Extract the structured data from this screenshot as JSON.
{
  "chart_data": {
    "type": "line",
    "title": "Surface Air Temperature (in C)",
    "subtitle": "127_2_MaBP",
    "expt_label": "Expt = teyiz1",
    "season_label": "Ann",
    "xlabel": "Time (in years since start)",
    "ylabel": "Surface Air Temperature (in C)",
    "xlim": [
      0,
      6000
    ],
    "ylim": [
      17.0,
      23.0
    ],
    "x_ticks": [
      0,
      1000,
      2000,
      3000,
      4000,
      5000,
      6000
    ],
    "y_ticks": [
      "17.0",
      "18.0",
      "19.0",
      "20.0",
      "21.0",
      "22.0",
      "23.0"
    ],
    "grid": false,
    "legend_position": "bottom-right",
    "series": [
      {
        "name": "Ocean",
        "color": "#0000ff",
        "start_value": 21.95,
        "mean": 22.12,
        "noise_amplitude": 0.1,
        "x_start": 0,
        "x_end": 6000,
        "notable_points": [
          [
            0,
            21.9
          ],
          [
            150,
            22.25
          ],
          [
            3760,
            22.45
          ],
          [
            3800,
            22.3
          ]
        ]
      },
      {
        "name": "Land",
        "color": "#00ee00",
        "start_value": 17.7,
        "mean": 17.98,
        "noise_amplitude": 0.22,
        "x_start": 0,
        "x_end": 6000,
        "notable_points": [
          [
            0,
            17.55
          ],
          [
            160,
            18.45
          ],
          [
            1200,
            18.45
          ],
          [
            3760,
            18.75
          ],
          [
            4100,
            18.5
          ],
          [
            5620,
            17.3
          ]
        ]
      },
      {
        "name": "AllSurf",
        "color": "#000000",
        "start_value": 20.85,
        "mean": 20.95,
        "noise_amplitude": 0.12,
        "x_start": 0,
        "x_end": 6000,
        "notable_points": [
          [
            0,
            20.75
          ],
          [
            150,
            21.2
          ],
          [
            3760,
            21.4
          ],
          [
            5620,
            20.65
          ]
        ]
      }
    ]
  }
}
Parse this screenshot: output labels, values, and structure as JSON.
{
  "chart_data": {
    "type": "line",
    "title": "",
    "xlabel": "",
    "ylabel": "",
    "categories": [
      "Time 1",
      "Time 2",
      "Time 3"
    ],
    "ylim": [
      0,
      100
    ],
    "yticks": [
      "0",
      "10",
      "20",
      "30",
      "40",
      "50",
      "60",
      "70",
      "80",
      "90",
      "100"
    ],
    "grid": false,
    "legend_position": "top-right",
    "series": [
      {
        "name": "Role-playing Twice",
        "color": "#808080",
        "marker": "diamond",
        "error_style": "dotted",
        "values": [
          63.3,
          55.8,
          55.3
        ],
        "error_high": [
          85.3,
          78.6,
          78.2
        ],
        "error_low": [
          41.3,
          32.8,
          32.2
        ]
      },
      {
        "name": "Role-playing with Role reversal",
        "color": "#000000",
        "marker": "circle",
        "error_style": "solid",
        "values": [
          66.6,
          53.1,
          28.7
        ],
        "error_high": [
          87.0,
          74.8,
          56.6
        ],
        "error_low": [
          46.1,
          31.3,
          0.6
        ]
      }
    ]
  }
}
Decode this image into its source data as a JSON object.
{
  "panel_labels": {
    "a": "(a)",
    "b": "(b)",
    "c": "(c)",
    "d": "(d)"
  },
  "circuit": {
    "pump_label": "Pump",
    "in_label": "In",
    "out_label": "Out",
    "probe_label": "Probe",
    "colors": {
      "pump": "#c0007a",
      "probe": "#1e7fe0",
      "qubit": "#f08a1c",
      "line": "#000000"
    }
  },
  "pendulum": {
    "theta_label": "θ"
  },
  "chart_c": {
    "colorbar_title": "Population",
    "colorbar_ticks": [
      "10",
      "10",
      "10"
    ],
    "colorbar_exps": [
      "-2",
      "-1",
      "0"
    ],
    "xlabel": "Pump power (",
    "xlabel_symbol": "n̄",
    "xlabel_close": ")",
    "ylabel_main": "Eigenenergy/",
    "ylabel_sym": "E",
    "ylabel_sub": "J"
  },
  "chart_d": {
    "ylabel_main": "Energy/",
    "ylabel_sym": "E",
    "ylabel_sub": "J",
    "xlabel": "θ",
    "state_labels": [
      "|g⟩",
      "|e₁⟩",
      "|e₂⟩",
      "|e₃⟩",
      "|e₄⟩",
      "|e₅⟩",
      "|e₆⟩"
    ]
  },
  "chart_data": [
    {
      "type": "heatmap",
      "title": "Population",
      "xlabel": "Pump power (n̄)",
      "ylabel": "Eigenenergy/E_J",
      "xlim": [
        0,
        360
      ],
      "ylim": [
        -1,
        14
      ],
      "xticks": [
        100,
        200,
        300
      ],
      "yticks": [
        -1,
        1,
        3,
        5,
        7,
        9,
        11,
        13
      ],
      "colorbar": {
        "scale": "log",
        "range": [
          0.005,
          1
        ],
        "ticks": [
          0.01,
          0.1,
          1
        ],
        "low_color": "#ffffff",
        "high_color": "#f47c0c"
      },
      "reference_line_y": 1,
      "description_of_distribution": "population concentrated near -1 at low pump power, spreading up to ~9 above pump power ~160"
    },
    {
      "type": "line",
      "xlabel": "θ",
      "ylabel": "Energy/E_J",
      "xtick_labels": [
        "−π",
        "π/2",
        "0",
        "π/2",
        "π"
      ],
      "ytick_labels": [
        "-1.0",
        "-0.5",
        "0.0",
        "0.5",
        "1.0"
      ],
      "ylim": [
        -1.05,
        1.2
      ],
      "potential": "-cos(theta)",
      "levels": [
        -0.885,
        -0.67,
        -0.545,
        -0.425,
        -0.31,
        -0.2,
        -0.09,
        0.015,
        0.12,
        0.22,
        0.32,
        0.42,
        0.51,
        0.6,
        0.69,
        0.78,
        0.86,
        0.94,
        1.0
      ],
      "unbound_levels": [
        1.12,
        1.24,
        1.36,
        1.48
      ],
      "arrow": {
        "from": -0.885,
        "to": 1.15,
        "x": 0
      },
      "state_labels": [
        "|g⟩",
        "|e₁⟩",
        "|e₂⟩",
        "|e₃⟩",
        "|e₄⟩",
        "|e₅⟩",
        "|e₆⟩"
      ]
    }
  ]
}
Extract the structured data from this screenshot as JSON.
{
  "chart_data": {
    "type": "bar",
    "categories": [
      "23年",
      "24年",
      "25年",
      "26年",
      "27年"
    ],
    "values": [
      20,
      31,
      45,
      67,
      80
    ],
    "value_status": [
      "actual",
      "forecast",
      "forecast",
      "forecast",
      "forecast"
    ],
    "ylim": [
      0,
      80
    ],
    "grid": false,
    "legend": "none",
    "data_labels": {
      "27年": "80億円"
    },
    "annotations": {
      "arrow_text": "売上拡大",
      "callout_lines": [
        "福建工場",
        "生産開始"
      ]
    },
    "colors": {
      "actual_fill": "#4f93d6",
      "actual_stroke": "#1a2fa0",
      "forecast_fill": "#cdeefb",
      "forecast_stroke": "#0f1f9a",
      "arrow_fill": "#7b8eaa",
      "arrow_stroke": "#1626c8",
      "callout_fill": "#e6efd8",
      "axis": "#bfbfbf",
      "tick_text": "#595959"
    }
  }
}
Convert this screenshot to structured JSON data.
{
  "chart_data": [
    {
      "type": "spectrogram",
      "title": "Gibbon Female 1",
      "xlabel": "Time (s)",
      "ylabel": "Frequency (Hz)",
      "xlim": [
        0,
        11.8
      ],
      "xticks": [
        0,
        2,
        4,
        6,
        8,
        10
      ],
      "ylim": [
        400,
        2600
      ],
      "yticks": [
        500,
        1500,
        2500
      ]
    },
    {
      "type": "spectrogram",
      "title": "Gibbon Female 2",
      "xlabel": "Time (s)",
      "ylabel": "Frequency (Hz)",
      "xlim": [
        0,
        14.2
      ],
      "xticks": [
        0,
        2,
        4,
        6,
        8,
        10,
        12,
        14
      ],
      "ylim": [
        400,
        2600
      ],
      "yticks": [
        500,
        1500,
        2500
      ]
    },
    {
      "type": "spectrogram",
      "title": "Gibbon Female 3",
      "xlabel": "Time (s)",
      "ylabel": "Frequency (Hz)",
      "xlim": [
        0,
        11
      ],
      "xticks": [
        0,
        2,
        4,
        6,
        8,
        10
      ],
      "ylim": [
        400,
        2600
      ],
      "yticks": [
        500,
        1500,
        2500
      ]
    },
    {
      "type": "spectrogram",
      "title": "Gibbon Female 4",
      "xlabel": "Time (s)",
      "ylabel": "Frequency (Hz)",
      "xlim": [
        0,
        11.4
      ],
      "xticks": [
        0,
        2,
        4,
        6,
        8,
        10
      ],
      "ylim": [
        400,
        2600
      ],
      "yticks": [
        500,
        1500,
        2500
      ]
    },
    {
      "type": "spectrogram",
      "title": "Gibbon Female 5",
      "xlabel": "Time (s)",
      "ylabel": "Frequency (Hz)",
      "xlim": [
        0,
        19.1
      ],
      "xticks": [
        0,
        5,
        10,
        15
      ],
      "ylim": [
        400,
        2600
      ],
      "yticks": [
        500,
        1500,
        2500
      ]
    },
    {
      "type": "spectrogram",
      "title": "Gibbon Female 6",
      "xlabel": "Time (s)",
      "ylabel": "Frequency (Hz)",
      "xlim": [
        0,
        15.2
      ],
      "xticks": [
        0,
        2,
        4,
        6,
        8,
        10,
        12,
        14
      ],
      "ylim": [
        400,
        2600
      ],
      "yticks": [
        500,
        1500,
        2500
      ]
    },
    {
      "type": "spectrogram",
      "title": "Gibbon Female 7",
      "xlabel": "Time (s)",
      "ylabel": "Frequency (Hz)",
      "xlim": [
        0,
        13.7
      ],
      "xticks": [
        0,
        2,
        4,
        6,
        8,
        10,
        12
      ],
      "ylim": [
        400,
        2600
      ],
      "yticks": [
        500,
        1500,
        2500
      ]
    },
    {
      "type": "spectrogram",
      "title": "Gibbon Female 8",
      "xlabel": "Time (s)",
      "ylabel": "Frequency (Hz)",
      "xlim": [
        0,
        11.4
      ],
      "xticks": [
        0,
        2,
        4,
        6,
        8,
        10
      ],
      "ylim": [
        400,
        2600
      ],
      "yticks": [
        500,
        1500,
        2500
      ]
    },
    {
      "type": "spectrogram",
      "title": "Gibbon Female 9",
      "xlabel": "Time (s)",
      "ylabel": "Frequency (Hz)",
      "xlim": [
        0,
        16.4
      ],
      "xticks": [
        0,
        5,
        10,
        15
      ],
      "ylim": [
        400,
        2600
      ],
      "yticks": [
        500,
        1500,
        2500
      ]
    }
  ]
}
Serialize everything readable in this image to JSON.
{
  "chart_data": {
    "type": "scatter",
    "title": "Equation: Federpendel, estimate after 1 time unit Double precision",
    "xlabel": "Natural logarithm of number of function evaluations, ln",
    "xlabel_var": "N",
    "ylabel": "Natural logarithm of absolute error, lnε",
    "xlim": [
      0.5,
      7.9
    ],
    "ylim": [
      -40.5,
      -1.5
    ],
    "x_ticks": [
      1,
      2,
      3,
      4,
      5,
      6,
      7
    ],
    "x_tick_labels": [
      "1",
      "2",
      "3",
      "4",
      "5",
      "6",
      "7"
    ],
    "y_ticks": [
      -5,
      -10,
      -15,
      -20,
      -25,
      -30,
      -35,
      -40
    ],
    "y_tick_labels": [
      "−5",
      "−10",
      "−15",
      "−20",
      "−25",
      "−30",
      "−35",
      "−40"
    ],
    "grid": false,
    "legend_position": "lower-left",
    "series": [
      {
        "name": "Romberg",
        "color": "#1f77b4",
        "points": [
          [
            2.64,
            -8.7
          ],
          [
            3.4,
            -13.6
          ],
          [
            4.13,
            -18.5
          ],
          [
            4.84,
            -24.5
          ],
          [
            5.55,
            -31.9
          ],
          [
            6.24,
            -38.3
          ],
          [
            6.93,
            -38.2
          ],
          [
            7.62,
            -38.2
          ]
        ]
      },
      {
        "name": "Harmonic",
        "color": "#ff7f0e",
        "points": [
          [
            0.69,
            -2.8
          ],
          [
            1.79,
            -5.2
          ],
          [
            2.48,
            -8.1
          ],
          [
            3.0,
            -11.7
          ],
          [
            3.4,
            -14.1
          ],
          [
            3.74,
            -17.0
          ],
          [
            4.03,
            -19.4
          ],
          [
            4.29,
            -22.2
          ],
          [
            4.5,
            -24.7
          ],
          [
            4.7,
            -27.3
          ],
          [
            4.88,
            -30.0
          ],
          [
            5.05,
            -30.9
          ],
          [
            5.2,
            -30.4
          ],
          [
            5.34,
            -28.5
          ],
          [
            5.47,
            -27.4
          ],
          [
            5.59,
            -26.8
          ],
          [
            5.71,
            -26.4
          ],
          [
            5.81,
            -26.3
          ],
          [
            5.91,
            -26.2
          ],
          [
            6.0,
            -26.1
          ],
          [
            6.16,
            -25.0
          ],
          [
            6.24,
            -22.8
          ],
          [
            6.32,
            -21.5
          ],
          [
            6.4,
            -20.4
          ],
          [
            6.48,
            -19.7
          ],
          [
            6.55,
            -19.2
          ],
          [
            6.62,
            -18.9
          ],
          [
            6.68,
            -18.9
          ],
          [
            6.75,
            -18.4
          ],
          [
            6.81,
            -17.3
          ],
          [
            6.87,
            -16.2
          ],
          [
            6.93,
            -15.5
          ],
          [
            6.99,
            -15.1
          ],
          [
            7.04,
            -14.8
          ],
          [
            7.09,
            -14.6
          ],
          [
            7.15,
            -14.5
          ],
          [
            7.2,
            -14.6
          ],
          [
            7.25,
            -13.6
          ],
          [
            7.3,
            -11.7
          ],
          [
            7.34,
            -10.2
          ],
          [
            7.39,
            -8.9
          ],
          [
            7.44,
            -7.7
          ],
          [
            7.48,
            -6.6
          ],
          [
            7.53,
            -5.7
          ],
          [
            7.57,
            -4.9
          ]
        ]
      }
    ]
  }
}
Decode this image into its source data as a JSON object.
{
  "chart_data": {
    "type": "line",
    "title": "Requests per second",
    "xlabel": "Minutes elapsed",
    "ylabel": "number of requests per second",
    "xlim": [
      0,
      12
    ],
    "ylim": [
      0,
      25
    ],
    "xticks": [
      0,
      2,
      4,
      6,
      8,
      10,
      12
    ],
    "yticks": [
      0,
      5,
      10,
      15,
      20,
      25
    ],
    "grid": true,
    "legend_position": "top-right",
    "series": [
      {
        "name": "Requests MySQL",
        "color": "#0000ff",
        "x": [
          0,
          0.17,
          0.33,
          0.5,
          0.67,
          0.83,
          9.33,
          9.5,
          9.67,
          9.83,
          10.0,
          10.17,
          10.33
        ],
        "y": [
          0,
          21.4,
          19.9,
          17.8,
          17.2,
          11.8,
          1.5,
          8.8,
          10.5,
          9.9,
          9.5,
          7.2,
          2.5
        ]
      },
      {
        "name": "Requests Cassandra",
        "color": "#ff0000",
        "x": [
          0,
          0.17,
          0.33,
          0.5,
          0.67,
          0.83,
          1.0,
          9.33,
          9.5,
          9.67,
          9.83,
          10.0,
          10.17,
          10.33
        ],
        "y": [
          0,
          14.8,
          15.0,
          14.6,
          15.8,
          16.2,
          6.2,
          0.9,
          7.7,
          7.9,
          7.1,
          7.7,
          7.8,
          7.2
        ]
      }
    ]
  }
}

○ ○ ○ ○

Exercise aim:
Pick out the lines containing the string "values" and show them.

The answer:
Parse this screenshot: output labels, values, and structure as JSON.
        "values": [
        "values": [
    "values": [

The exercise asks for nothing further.